_Work to complete_.
Within the listing below, locate all lines containing the word "radiata". Copy each one.

_Exercise inputs_.
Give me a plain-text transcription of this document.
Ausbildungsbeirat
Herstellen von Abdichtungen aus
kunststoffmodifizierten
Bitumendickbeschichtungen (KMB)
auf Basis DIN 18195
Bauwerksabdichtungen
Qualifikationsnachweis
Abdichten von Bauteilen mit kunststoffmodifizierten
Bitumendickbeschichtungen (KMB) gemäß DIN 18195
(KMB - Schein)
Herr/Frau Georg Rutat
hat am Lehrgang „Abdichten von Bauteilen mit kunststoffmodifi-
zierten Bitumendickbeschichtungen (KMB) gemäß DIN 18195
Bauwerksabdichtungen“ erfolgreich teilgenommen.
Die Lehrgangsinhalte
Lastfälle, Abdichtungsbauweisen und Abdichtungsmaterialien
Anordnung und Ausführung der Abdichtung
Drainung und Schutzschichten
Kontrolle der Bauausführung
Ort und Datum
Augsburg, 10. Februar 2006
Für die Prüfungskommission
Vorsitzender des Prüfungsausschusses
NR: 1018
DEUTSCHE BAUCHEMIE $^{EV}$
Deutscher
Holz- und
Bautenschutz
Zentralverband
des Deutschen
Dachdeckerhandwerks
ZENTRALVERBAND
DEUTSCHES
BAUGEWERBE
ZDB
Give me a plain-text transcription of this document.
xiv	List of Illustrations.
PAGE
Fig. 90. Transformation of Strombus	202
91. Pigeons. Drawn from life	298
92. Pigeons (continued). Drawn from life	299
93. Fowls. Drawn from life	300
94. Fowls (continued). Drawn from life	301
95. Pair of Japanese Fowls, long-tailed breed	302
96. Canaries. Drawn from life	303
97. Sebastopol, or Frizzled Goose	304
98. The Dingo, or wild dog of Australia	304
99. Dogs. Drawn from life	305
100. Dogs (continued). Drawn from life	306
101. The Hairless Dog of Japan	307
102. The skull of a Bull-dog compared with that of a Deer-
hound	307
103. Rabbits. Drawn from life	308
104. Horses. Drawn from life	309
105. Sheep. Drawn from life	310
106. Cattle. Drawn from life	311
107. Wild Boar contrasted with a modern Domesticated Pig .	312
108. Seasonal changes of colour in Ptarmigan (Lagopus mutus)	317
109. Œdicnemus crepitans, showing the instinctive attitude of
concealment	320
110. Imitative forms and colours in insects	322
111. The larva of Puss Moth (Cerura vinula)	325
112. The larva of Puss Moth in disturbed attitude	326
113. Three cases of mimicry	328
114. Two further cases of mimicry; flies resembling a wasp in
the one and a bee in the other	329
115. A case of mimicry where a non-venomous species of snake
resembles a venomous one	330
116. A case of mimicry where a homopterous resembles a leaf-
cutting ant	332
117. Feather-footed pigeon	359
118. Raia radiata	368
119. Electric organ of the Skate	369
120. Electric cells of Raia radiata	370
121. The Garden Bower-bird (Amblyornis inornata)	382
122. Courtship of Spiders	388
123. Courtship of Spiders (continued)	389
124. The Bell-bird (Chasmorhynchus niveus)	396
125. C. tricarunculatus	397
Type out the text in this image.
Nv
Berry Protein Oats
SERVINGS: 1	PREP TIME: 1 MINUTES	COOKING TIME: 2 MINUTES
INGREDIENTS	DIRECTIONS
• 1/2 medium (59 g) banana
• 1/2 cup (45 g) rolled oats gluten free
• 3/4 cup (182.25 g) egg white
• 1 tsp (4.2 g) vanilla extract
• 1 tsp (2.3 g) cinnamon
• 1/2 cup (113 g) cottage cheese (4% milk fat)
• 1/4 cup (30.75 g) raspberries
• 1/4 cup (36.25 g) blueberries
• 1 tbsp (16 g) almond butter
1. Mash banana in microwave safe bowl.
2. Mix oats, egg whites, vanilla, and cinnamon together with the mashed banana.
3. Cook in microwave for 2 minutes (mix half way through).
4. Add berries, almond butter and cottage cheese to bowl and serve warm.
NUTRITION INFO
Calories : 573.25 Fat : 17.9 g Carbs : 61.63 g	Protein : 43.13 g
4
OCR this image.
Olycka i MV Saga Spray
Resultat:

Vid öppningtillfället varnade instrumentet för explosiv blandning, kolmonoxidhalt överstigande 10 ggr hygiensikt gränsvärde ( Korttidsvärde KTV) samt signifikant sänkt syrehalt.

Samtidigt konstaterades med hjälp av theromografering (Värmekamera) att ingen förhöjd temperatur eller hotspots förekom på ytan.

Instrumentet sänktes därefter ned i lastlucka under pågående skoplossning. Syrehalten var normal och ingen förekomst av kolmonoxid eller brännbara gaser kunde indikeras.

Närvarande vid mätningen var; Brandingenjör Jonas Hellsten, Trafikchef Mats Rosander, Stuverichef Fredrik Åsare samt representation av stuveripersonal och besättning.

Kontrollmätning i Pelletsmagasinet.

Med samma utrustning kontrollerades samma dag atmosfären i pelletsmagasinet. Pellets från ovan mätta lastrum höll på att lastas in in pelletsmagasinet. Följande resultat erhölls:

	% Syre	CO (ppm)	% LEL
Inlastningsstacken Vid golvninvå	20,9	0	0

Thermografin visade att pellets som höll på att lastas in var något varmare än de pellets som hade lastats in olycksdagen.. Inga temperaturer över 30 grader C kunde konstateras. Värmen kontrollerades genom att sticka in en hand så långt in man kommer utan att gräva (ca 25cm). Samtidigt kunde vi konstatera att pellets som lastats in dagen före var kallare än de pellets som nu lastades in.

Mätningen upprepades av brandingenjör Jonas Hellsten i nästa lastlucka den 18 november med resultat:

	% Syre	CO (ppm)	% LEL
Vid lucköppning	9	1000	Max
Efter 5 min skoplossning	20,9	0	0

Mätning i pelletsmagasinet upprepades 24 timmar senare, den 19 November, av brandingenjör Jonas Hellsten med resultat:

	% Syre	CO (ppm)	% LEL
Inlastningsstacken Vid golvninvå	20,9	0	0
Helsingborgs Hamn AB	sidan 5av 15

_Answer box_.
118. Raia radiata	368
120. Electric cells of Raia radiata	370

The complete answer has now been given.